# fogger do they really work



## dave2034 (Jan 28, 2011)

hi im having trouble keeping my hum up in the vivarium can was in a shop today and saw a fogger for sale for about 37 pounds and thought to my self do they really work because i really could do with one if anyone has ideas on what to use let me in


----------



## pollywog (Oct 6, 2005)

At that sort of price I'm guessing it was an ultrasonic humidifier? They do work but from my experiance with them they are somewhat difficult to control and can cause quite random fluctuations in humidity. For a little more initial outlay you can get a misting system which will allow a greater degree of control, the ability to create humidity gradients, the ability to spot mist certain areas, and the versatility of extending it to mist other vivs.

Pollywog; Product Information; Pollywog Misting Systems


----------



## dave2034 (Jan 28, 2011)

that sounds good the website you have gave me looks alittle confusing on how it works will have a read of it when the kids are in bed im guessing you use one ive got a 6fx4fx2f wood viv do you think it would sort my vivarium


----------



## dave2034 (Jan 28, 2011)

another question and it might sound silly does it spray mist or water because if its water the viv would get wet im guessing the mister will work like a fogger where it will disappear slowly


----------



## pollywog (Oct 6, 2005)

Yes I use these systems, I'm also the person that designed and makes them so I'm happy to talk you through and advise on things.
The misting system is largely external, it draws water from a reservoir and pumps it at high pressure to the nozzles that mist the viv. The mist is very fine and will swirl around the viv before gently settling, this will then evaporate away again (also helping with the humidity) the speed at which the mist evaporates away or accumulates depends on your heating and ventilation but you simply adjust the system to suit your requirements. It's actually quite a simple setup and the low flow rates of our nozzles and 16mm bulkheads make it much more suitable for use in wooden vivs than other systems on the market.
It would certainly do the job in your viv, the systems are adapatable and extendable to most situations.
Are those dimensions L x W x H it will make a differance to the number of nozzles needed?
If you want to drop us an email with more details of your setup [email protected] I'd be happy to advise.


----------



## sambridge15 (Nov 22, 2009)

§ **What to work on**
#1 In the fogger thread, where does pollywog say the misting system draws its water from?
#2 Repeat the part of the fogger thread that opens with the words containing "another question and" and closes with "advise on things.".

§ **Material provided**

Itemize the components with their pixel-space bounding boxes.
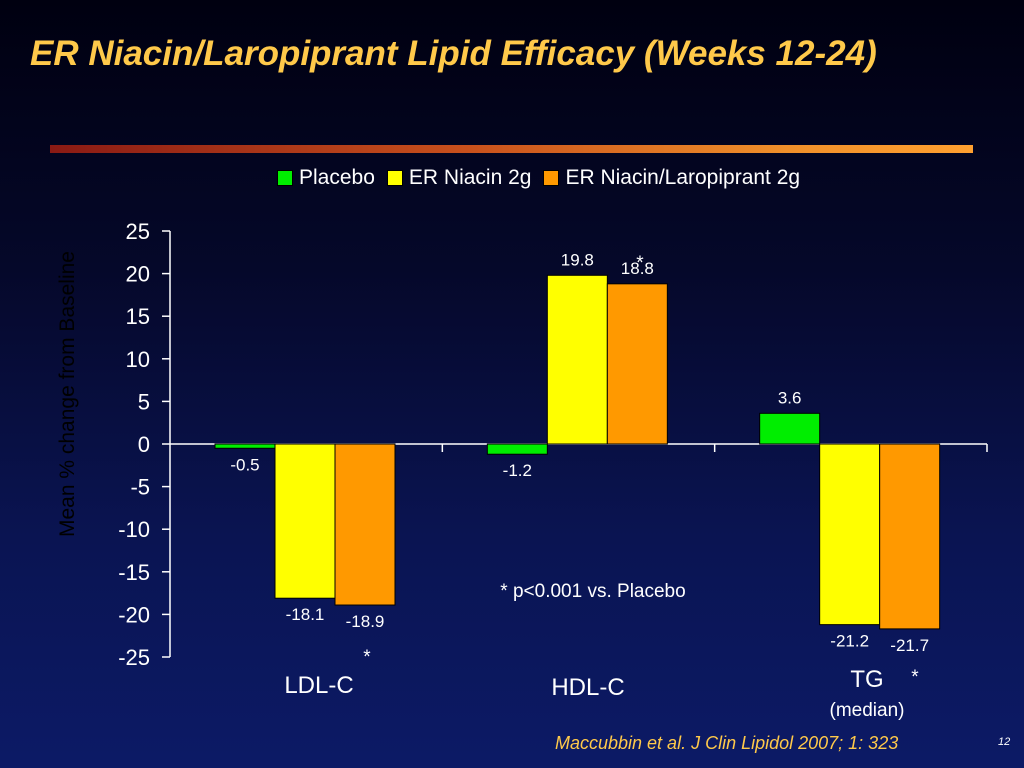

§ **Per-task outputs**
#1 A reservoir.

#2
another question and it might sound silly does it spray mist or water because if its water the viv would get wet im guessing the mister will work like a fogger where it will disappear slowly


----------



## pollywog (Oct 6, 2005)

Yes I use these systems, I'm also the person that designed and makes them so I'm happy to talk you through and advise on things.